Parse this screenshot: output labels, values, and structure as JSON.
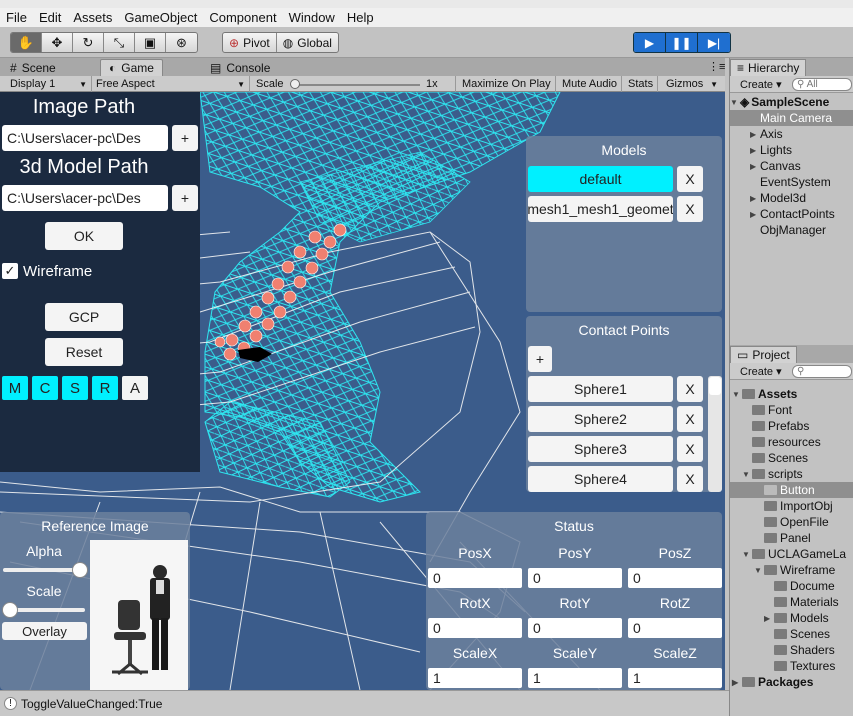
{
  "menu": [
    "File",
    "Edit",
    "Assets",
    "GameObject",
    "Component",
    "Window",
    "Help"
  ],
  "toolbar": {
    "pivot_label": "Pivot",
    "global_label": "Global"
  },
  "tabs": {
    "scene": "Scene",
    "game": "Game",
    "console": "Console"
  },
  "gamebar": {
    "display": "Display 1",
    "aspect": "Free Aspect",
    "scale_label": "Scale",
    "scale_value": "1x",
    "maximize": "Maximize On Play",
    "mute": "Mute Audio",
    "stats": "Stats",
    "gizmos": "Gizmos"
  },
  "left_panel": {
    "image_path_label": "Image Path",
    "image_path_value": "C:\\Users\\acer-pc\\Des",
    "model_path_label": "3d Model Path",
    "model_path_value": "C:\\Users\\acer-pc\\Des",
    "plus": "+",
    "ok": "OK",
    "wireframe_label": "Wireframe",
    "gcp": "GCP",
    "reset": "Reset",
    "mode_buttons": [
      "M",
      "C",
      "S",
      "R",
      "A"
    ]
  },
  "reference_panel": {
    "title": "Reference Image",
    "alpha": "Alpha",
    "scale": "Scale",
    "overlay": "Overlay",
    "alpha_level": 1.0,
    "scale_level": 0.0
  },
  "models_panel": {
    "title": "Models",
    "items": [
      {
        "name": "default",
        "close": "X"
      },
      {
        "name": "mesh1_mesh1_geomet",
        "close": "X"
      }
    ]
  },
  "contact_panel": {
    "title": "Contact Points",
    "add": "+",
    "items": [
      {
        "name": "Sphere1",
        "close": "X"
      },
      {
        "name": "Sphere2",
        "close": "X"
      },
      {
        "name": "Sphere3",
        "close": "X"
      },
      {
        "name": "Sphere4",
        "close": "X"
      }
    ]
  },
  "status_panel": {
    "title": "Status",
    "rows": [
      {
        "labels": [
          "PosX",
          "PosY",
          "PosZ"
        ],
        "values": [
          "0",
          "0",
          "0"
        ]
      },
      {
        "labels": [
          "RotX",
          "RotY",
          "RotZ"
        ],
        "values": [
          "0",
          "0",
          "0"
        ]
      },
      {
        "labels": [
          "ScaleX",
          "ScaleY",
          "ScaleZ"
        ],
        "values": [
          "1",
          "1",
          "1"
        ]
      }
    ]
  },
  "hierarchy": {
    "tab": "Hierarchy",
    "create": "Create",
    "search": "All",
    "scene": "SampleScene",
    "items": [
      "Main Camera",
      "Axis",
      "Lights",
      "Canvas",
      "EventSystem",
      "Model3d",
      "ContactPoints",
      "ObjManager"
    ]
  },
  "project": {
    "tab": "Project",
    "create": "Create",
    "items": [
      "Assets",
      "Font",
      "Prefabs",
      "resources",
      "Scenes",
      "scripts",
      "Button",
      "ImportObj",
      "OpenFile",
      "Panel",
      "UCLAGameLa",
      "Wireframe",
      "Docume",
      "Materials",
      "Models",
      "Scenes",
      "Shaders",
      "Textures",
      "Packages"
    ]
  },
  "status_bar": {
    "message": "ToggleValueChanged:True"
  },
  "colors": {
    "accent_cyan": "#00f0ff",
    "play_blue": "#1f6fd0",
    "scene_bg": "#3b5c8b",
    "dark_panel": "#1b2a40",
    "wire_cyan": "#2ee6f0"
  }
}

▶ _GIVEN REQUEST_:
Quote every entry exactly, with the pictures omitted.

▶ _ANSWER TO THIS TASK_:
Parse this screenshot: output labels, values, and structure as JSON.
{
  "menu": [
    "File",
    "Edit",
    "Assets",
    "GameObject",
    "Component",
    "Window",
    "Help"
  ],
  "toolbar": {
    "pivot_label": "Pivot",
    "global_label": "Global"
  },
  "tabs": {
    "scene": "Scene",
    "game": "Game",
    "console": "Console"
  },
  "gamebar": {
    "display": "Display 1",
    "aspect": "Free Aspect",
    "scale_label": "Scale",
    "scale_value": "1x",
    "maximize": "Maximize On Play",
    "mute": "Mute Audio",
    "stats": "Stats",
    "gizmos": "Gizmos"
  },
  "left_panel": {
    "image_path_label": "Image Path",
    "image_path_value": "C:\\Users\\acer-pc\\Des",
    "model_path_label": "3d Model Path",
    "model_path_value": "C:\\Users\\acer-pc\\Des",
    "plus": "+",
    "ok": "OK",
    "wireframe_label": "Wireframe",
    "gcp": "GCP",
    "reset": "Reset",
    "mode_buttons": [
      "M",
      "C",
      "S",
      "R",
      "A"
    ]
  },
  "reference_panel": {
    "title": "Reference Image",
    "alpha": "Alpha",
    "scale": "Scale",
    "overlay": "Overlay",
    "alpha_level": 1.0,
    "scale_level": 0.0
  },
  "models_panel": {
    "title": "Models",
    "items": [
      {
        "name": "default",
        "close": "X"
      },
      {
        "name": "mesh1_mesh1_geomet",
        "close": "X"
      }
    ]
  },
  "contact_panel": {
    "title": "Contact Points",
    "add": "+",
    "items": [
      {
        "name": "Sphere1",
        "close": "X"
      },
      {
        "name": "Sphere2",
        "close": "X"
      },
      {
        "name": "Sphere3",
        "close": "X"
      },
      {
        "name": "Sphere4",
        "close": "X"
      }
    ]
  },
  "status_panel": {
    "title": "Status",
    "rows": [
      {
        "labels": [
          "PosX",
          "PosY",
          "PosZ"
        ],
        "values": [
          "0",
          "0",
          "0"
        ]
      },
      {
        "labels": [
          "RotX",
          "RotY",
          "RotZ"
        ],
        "values": [
          "0",
          "0",
          "0"
        ]
      },
      {
        "labels": [
          "ScaleX",
          "ScaleY",
          "ScaleZ"
        ],
        "values": [
          "1",
          "1",
          "1"
        ]
      }
    ]
  },
  "hierarchy": {
    "tab": "Hierarchy",
    "create": "Create",
    "search": "All",
    "scene": "SampleScene",
    "items": [
      "Main Camera",
      "Axis",
      "Lights",
      "Canvas",
      "EventSystem",
      "Model3d",
      "ContactPoints",
      "ObjManager"
    ]
  },
  "project": {
    "tab": "Project",
    "create": "Create",
    "items": [
      "Assets",
      "Font",
      "Prefabs",
      "resources",
      "Scenes",
      "scripts",
      "Button",
      "ImportObj",
      "OpenFile",
      "Panel",
      "UCLAGameLa",
      "Wireframe",
      "Docume",
      "Materials",
      "Models",
      "Scenes",
      "Shaders",
      "Textures",
      "Packages"
    ]
  },
  "status_bar": {
    "message": "ToggleValueChanged:True"
  },
  "colors": {
    "accent_cyan": "#00f0ff",
    "play_blue": "#1f6fd0",
    "scene_bg": "#3b5c8b",
    "dark_panel": "#1b2a40",
    "wire_cyan": "#2ee6f0"
  }
}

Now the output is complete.